[Dataset rows]

------------------------------------------------------------

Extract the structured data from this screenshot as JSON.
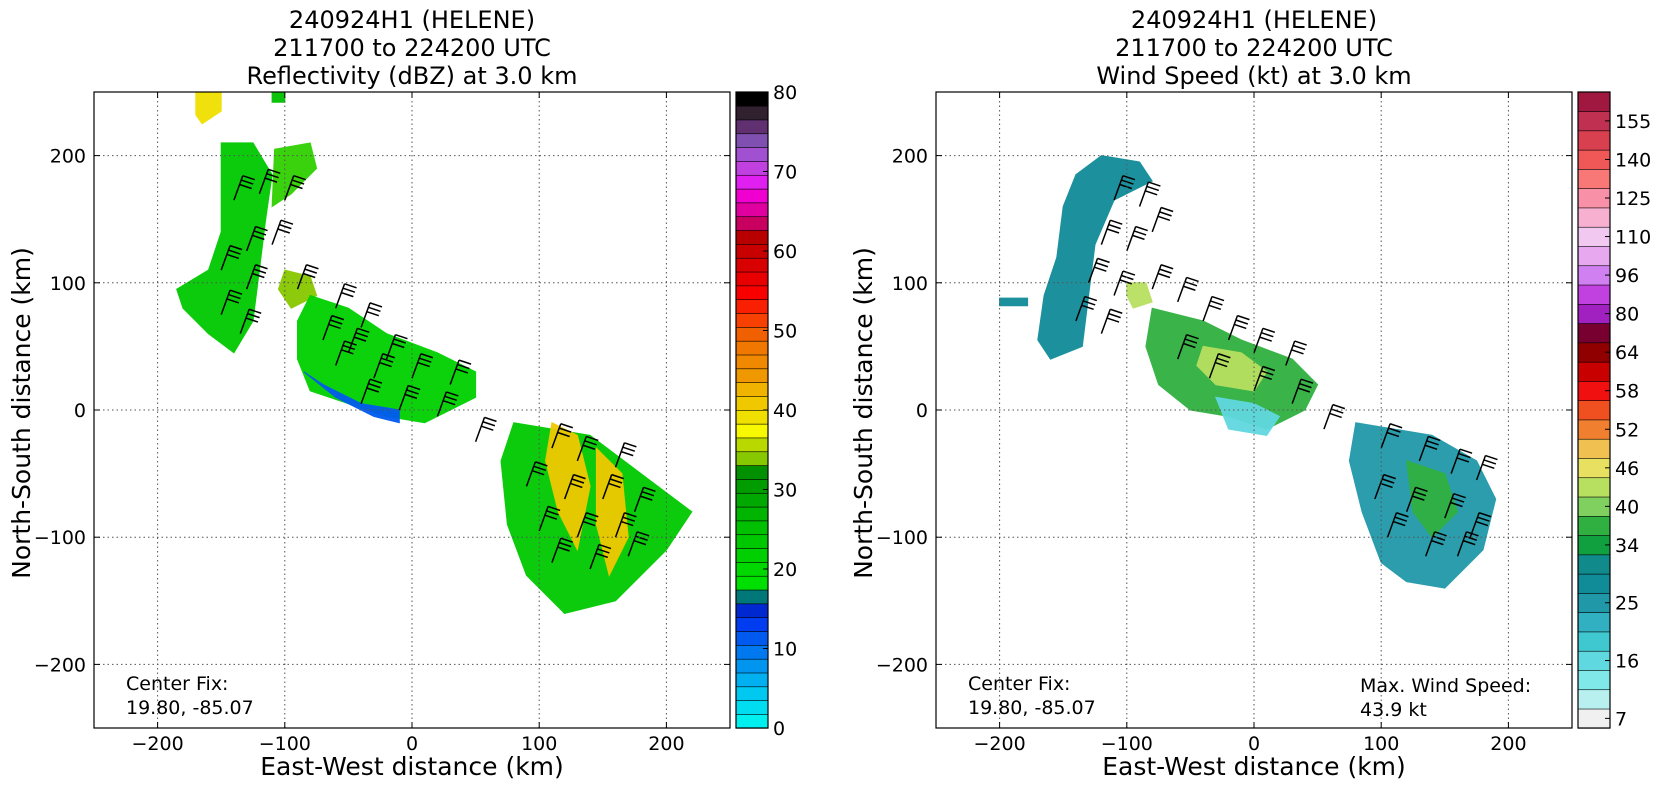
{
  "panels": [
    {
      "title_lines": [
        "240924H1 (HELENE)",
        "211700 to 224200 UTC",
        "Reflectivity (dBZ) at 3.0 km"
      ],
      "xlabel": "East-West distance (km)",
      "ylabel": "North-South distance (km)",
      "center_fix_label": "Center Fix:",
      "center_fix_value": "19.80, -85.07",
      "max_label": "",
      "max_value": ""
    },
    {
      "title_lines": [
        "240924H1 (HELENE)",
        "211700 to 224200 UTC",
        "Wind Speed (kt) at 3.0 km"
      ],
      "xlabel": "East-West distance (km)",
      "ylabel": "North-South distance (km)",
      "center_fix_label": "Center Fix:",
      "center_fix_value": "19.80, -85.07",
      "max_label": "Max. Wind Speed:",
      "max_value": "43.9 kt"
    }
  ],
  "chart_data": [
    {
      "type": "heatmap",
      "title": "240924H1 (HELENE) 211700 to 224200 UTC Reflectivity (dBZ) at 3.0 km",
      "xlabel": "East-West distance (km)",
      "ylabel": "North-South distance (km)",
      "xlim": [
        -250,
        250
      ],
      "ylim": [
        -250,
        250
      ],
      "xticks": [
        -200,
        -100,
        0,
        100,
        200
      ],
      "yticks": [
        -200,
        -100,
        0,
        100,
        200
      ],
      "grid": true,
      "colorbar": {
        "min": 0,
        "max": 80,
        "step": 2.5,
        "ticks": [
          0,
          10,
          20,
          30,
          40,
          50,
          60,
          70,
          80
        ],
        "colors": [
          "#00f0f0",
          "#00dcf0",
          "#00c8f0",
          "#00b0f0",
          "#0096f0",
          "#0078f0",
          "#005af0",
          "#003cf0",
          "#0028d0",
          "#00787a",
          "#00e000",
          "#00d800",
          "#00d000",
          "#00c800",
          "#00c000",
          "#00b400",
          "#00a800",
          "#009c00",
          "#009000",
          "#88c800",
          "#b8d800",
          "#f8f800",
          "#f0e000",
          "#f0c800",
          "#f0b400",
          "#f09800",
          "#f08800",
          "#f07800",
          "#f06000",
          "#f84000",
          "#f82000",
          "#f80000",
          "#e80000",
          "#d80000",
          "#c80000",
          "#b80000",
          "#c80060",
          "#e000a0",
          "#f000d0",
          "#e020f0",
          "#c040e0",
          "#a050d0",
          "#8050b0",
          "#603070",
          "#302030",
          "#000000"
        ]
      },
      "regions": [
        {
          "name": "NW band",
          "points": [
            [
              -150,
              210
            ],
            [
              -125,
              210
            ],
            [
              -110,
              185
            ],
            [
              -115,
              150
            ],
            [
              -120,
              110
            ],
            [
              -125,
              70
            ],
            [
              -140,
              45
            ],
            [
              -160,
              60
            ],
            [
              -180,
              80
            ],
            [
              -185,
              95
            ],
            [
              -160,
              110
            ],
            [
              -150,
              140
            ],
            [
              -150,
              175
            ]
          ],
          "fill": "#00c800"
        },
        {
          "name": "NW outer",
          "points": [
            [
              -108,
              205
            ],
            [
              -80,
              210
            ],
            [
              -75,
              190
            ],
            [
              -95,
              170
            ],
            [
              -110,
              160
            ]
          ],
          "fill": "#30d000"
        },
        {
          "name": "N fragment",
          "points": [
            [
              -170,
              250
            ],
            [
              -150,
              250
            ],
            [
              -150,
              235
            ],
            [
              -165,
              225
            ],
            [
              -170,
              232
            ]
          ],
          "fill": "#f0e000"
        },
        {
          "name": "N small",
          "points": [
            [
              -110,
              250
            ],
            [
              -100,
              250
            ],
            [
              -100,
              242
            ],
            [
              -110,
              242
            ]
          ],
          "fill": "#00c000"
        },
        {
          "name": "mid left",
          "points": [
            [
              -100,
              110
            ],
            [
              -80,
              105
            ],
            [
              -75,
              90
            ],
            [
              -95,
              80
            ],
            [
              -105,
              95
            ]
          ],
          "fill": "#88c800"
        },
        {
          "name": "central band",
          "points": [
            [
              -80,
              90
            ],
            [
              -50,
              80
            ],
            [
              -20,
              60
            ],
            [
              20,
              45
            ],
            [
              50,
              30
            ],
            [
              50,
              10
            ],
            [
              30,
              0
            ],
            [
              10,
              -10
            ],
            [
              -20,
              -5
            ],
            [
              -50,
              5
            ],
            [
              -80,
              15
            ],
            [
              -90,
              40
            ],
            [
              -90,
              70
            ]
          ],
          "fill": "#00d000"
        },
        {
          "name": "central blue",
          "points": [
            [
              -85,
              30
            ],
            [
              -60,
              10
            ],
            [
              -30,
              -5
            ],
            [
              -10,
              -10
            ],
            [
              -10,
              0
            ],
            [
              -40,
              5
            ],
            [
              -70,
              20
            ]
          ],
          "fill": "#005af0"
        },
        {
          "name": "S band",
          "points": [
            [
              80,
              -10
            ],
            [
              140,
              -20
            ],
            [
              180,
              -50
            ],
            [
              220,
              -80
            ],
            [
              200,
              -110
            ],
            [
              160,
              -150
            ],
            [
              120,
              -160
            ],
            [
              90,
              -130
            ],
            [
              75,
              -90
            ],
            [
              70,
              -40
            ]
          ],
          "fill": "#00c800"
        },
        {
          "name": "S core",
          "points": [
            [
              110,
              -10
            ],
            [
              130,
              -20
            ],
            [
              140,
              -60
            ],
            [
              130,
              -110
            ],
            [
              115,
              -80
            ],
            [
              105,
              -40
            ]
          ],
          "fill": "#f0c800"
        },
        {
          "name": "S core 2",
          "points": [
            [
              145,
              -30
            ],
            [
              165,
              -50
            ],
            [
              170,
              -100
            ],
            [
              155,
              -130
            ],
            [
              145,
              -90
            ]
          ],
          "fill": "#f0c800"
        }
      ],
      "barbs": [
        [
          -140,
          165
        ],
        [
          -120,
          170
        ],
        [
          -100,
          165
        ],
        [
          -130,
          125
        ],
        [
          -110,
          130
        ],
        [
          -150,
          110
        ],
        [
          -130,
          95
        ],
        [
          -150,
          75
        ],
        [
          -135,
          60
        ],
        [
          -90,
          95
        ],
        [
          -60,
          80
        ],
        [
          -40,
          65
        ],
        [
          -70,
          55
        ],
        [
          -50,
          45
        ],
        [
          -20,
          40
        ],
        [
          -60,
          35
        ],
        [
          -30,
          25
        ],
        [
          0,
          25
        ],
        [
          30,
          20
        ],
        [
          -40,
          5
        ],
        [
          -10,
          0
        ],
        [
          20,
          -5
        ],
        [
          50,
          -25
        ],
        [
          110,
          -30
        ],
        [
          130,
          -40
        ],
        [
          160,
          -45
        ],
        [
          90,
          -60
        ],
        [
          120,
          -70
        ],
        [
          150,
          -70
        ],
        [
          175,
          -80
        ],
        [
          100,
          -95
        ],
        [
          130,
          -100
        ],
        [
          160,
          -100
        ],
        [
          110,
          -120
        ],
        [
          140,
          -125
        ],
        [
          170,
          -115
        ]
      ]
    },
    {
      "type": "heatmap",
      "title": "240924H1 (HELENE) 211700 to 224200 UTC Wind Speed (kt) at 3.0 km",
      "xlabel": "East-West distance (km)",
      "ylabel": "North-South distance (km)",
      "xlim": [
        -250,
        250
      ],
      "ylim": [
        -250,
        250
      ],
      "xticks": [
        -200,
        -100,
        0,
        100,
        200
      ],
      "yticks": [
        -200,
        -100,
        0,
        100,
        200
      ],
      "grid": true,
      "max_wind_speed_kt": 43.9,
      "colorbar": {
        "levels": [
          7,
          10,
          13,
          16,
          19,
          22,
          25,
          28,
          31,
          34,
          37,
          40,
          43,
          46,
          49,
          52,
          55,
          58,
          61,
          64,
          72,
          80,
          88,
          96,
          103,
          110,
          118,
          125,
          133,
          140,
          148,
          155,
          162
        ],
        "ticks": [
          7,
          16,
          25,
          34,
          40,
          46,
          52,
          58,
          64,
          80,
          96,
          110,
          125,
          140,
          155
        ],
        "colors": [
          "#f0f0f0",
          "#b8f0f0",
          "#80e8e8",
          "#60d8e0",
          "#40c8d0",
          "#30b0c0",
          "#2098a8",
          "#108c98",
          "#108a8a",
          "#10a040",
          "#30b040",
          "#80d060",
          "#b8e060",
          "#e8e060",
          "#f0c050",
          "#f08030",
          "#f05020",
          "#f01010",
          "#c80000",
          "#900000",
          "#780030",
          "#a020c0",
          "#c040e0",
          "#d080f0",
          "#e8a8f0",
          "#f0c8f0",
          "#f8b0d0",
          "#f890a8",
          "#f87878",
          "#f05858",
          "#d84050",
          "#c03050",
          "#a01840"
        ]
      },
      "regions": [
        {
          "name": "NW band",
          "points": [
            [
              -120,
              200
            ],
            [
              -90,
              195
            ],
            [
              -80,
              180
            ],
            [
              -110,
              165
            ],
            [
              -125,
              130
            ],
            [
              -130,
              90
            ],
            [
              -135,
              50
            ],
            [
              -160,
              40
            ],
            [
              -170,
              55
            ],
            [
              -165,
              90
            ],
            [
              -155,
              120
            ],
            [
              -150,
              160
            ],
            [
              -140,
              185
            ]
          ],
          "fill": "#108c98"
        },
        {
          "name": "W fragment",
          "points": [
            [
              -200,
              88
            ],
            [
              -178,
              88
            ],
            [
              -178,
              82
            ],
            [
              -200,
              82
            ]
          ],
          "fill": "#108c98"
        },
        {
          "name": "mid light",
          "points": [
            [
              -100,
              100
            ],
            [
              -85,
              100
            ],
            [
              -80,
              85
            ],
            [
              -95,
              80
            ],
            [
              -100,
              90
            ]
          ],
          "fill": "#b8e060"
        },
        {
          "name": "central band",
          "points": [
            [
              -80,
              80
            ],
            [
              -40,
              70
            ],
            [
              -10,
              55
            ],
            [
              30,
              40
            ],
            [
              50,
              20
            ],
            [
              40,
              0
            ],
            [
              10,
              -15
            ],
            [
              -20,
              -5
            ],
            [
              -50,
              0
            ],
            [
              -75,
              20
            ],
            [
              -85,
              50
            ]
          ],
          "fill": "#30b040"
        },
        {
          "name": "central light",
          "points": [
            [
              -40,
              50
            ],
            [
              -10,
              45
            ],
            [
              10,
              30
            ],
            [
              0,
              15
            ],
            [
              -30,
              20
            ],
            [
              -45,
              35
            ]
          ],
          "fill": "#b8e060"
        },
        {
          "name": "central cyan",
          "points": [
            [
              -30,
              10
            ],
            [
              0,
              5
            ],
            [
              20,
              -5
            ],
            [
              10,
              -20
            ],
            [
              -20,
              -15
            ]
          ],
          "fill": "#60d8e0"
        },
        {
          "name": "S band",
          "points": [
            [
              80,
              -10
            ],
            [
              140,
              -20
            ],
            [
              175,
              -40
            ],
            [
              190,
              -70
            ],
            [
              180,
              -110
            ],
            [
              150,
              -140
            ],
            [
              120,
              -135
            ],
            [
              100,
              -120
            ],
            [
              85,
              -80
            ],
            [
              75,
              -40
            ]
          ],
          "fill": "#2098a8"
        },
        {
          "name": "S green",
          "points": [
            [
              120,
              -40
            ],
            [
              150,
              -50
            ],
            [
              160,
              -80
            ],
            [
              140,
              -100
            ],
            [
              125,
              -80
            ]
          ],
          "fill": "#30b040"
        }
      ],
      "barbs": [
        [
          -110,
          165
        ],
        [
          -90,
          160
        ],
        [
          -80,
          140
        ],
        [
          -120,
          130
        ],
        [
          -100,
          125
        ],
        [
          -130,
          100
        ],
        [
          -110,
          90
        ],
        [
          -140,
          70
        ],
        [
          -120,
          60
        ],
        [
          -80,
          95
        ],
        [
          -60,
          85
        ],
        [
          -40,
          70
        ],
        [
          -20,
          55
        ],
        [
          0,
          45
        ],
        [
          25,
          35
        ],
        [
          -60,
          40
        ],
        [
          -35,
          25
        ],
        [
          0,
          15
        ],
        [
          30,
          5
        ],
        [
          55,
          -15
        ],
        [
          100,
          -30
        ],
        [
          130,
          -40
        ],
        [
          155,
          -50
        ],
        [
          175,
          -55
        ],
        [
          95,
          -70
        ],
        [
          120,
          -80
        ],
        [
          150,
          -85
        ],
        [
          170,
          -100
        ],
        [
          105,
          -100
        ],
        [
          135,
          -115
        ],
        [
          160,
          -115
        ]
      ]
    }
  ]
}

------------------------------------------------------------

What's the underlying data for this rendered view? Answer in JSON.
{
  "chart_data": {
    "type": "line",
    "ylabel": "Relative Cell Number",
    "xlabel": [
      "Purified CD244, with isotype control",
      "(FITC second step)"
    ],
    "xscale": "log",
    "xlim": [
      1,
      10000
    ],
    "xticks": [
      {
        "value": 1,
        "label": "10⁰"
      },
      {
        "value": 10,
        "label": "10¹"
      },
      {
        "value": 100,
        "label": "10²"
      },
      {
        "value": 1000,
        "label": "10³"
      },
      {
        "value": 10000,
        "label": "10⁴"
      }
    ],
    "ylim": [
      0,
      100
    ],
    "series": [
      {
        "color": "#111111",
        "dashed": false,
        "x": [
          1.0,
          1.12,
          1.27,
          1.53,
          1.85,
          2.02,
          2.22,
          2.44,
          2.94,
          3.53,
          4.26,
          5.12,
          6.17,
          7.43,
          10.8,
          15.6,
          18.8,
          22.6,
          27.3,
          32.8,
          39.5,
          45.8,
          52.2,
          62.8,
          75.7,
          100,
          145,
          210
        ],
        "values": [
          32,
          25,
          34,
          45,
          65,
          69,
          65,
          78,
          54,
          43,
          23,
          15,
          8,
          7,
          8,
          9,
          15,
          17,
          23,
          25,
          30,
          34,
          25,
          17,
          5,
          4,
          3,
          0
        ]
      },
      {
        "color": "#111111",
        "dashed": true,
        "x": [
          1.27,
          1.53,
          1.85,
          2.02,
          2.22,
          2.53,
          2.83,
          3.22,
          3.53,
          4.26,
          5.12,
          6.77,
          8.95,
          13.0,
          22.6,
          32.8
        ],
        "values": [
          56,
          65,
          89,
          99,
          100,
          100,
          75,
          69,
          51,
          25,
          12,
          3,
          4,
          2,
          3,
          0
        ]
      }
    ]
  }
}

------------------------------------------------------------

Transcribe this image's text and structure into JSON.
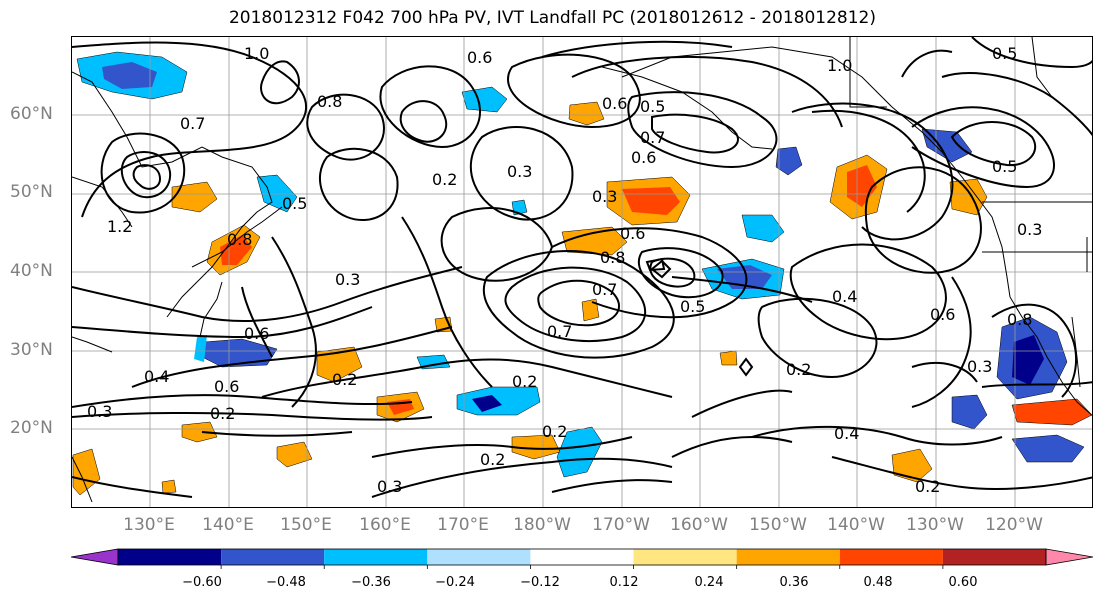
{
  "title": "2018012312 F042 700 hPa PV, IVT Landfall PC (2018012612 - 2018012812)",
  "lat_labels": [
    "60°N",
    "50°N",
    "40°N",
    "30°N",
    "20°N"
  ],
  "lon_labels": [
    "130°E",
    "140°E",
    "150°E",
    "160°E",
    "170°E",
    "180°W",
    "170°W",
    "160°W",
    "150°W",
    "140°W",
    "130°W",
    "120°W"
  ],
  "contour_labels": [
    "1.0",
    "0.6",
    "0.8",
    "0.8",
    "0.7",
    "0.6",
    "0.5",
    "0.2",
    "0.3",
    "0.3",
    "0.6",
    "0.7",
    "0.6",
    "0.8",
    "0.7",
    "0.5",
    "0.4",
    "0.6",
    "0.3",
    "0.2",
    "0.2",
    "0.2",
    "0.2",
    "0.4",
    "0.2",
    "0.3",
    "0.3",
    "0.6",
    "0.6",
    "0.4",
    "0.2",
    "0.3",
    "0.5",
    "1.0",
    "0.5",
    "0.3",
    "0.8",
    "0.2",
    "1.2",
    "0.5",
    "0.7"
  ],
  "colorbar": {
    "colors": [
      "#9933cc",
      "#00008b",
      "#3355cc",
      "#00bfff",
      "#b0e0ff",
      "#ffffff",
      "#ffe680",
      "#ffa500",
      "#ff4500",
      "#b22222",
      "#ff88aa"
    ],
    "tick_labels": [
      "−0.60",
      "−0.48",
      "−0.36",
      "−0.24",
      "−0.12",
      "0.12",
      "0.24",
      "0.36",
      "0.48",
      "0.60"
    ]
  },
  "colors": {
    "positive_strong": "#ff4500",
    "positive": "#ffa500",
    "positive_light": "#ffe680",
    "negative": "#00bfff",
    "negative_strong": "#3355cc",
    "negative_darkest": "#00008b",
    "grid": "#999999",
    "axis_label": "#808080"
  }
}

------------------------------------------------------------

What you will do:
List the lines of the records where "HELENE" occurs.

Complete output:
        "240924H1 (HELENE)",
        "240924H1 (HELENE)",
      "title": "240924H1 (HELENE) 211700 to 224200 UTC Reflectivity (dBZ) at 3.0 km",
      "title": "240924H1 (HELENE) 211700 to 224200 UTC Wind Speed (kt) at 3.0 km",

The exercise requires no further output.